begin Records provided

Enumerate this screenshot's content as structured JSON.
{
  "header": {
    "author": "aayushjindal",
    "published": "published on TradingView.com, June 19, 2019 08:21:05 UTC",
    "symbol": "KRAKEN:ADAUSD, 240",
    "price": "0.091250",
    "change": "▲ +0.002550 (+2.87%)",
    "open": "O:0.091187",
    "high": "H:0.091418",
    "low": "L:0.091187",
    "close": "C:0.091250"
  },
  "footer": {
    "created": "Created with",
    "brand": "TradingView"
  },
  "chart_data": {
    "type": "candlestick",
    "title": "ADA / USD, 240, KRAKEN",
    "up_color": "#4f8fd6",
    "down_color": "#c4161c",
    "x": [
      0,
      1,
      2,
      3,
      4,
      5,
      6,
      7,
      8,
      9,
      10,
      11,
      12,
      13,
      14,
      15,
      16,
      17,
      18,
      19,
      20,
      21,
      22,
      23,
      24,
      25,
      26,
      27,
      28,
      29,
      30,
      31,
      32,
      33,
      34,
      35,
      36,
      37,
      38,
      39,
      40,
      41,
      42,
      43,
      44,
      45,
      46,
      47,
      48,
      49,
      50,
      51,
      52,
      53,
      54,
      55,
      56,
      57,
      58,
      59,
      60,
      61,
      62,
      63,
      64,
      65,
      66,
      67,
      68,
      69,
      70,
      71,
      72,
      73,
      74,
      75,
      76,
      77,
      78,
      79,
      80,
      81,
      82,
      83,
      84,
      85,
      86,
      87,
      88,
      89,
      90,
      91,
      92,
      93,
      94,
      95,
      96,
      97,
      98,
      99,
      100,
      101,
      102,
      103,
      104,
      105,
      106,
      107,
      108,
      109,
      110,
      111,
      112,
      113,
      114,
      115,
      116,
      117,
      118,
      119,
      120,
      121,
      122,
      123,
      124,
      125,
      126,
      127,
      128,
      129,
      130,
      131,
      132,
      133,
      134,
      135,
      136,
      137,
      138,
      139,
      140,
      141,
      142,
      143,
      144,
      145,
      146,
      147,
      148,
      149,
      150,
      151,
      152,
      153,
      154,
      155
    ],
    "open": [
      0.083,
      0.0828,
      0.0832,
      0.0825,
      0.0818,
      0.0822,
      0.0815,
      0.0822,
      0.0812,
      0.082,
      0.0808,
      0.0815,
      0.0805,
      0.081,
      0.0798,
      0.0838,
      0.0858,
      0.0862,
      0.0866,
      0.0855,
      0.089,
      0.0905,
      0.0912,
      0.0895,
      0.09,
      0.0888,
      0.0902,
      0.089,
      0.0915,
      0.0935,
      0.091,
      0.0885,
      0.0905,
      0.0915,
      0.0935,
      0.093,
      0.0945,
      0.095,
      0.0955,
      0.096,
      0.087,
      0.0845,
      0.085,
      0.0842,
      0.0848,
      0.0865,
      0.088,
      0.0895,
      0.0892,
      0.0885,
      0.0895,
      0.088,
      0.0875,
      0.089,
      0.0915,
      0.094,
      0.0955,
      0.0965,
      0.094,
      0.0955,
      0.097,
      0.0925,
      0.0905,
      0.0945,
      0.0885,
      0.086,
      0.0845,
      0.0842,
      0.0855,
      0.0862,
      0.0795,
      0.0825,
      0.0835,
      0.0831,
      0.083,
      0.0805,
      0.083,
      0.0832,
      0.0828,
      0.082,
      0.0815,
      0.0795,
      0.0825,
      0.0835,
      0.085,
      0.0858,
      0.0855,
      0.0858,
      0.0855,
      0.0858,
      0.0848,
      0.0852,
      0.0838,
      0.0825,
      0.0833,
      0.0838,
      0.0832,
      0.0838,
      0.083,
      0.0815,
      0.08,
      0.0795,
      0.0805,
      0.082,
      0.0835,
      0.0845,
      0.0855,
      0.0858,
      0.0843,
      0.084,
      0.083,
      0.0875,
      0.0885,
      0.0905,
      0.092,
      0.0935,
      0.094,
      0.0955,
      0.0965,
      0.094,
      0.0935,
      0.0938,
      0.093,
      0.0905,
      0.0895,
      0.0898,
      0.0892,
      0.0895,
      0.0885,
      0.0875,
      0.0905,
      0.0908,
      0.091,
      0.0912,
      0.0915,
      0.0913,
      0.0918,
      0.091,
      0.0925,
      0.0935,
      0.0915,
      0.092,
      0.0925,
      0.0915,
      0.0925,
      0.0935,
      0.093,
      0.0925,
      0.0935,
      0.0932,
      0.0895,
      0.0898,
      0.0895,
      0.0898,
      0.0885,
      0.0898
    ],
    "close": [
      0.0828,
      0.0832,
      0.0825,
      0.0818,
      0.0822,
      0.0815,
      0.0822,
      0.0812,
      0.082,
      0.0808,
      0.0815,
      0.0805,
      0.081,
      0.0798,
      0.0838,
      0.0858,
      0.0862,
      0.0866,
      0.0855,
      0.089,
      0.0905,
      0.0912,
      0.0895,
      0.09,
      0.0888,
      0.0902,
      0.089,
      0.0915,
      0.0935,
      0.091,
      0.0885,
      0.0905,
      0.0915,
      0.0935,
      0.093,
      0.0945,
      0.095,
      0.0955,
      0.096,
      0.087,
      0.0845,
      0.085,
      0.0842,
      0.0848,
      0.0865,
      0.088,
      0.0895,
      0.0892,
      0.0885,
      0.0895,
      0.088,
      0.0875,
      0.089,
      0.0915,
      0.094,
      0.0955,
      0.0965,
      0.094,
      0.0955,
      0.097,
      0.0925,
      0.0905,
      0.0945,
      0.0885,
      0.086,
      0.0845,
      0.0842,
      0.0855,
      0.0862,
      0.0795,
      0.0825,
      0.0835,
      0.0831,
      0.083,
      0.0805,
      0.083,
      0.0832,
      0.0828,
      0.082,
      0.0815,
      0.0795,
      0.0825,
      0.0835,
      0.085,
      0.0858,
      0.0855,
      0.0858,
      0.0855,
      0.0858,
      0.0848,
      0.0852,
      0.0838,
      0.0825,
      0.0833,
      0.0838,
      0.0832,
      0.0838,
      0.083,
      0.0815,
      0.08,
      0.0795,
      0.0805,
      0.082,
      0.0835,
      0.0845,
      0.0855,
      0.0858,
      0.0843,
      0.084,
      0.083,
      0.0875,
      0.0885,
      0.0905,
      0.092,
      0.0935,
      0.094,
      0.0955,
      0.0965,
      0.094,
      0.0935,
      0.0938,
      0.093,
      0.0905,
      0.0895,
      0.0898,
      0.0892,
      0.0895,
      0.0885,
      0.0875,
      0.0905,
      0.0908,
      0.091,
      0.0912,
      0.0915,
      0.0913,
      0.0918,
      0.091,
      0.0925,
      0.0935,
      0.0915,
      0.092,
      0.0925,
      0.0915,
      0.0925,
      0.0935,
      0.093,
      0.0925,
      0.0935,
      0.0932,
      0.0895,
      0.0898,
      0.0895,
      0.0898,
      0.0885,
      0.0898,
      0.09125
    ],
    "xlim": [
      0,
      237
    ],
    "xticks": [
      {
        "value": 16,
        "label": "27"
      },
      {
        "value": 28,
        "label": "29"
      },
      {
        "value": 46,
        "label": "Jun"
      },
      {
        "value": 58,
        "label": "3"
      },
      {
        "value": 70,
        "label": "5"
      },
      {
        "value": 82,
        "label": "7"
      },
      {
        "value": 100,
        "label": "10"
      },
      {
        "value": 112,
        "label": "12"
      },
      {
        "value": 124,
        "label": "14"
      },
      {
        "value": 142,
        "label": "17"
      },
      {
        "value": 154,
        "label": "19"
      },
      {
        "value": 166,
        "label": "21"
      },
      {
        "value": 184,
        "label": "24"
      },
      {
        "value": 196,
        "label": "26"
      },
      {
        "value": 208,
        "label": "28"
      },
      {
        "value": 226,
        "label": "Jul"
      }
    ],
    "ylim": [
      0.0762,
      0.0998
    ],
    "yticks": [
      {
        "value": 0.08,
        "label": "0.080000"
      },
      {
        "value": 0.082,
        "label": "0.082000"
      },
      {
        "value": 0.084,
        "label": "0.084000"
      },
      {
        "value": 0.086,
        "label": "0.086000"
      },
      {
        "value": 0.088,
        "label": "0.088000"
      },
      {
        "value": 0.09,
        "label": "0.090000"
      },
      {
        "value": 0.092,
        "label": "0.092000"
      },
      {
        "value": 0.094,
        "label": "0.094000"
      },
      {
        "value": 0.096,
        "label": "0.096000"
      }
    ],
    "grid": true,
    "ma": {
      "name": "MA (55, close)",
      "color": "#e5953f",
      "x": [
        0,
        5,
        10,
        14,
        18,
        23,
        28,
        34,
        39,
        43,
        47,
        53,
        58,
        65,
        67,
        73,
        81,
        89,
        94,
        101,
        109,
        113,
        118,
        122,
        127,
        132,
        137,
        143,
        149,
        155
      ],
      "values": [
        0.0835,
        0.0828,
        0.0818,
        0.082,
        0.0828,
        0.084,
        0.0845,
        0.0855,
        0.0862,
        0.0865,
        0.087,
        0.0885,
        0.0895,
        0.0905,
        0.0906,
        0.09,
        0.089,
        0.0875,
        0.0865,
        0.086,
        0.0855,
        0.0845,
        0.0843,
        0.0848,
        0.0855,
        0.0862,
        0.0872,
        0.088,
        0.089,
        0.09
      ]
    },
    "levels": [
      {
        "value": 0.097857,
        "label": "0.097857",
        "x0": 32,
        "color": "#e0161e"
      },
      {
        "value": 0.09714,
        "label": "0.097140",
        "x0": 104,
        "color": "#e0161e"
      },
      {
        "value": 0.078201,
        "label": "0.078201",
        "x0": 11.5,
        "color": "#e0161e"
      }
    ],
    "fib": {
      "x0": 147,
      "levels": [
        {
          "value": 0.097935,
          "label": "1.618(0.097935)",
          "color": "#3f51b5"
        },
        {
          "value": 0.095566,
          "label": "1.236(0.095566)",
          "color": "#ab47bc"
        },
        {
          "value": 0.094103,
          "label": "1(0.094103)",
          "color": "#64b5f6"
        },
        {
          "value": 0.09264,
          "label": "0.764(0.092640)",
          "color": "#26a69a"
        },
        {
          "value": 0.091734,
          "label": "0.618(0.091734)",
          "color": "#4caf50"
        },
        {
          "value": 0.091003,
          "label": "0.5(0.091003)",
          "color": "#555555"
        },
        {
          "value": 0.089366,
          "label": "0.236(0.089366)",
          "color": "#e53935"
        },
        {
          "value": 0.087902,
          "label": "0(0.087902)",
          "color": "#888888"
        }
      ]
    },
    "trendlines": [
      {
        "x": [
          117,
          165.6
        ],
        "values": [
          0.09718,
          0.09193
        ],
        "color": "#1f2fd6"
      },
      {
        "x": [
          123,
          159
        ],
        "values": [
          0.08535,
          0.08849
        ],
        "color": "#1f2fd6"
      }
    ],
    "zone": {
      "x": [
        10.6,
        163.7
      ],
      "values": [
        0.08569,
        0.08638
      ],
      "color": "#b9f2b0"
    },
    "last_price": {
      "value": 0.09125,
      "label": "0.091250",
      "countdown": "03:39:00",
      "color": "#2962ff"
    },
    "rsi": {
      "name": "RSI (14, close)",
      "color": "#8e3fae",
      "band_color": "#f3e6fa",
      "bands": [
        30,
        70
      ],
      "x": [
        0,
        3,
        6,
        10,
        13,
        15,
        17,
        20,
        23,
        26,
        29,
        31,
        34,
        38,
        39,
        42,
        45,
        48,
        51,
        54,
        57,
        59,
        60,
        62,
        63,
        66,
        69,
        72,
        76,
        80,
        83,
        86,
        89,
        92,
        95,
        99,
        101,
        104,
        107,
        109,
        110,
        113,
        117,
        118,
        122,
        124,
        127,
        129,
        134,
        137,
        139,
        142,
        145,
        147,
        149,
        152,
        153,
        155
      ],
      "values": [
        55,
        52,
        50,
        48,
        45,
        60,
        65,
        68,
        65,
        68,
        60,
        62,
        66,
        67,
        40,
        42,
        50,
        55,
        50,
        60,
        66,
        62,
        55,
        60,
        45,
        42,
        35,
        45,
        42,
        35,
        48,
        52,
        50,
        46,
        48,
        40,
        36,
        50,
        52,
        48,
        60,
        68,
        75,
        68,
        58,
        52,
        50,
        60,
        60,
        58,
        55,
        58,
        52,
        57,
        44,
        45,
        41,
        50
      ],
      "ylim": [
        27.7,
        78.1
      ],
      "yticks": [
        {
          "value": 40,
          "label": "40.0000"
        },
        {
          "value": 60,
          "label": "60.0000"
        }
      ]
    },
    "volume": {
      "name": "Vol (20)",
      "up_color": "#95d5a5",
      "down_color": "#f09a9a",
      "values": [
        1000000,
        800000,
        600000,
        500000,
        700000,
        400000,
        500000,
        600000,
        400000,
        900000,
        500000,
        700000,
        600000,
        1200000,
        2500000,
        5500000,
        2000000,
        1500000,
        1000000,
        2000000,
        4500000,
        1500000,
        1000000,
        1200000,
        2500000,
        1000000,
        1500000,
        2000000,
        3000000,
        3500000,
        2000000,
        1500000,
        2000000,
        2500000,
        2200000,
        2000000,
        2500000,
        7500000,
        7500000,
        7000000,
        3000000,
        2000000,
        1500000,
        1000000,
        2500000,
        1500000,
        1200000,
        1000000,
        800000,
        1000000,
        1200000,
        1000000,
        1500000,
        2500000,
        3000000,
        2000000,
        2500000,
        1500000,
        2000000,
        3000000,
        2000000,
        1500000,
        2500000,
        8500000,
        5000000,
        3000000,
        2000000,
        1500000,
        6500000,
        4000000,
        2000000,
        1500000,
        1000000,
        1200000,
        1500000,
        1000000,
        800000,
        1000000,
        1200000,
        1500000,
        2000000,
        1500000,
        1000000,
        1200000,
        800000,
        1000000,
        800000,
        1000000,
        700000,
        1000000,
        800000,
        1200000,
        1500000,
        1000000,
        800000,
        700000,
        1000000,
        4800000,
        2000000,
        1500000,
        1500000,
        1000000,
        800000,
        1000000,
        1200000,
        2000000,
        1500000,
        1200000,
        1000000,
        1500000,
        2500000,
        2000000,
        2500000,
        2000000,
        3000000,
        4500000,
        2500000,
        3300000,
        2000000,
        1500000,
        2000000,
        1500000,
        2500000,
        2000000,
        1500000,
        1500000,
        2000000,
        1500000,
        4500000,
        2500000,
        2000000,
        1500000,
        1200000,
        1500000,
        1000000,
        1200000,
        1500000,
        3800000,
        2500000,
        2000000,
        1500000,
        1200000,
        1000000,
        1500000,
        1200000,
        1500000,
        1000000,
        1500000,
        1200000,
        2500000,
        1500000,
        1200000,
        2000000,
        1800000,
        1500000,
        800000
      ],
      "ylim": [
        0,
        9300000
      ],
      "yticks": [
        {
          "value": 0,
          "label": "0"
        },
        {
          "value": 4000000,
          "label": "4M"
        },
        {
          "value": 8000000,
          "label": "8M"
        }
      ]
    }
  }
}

end Records provided

--- What the task asks ---
Looking at the records above, tally the lines holding "TradingView" and reply with that number only.

--- Response to this task ---
2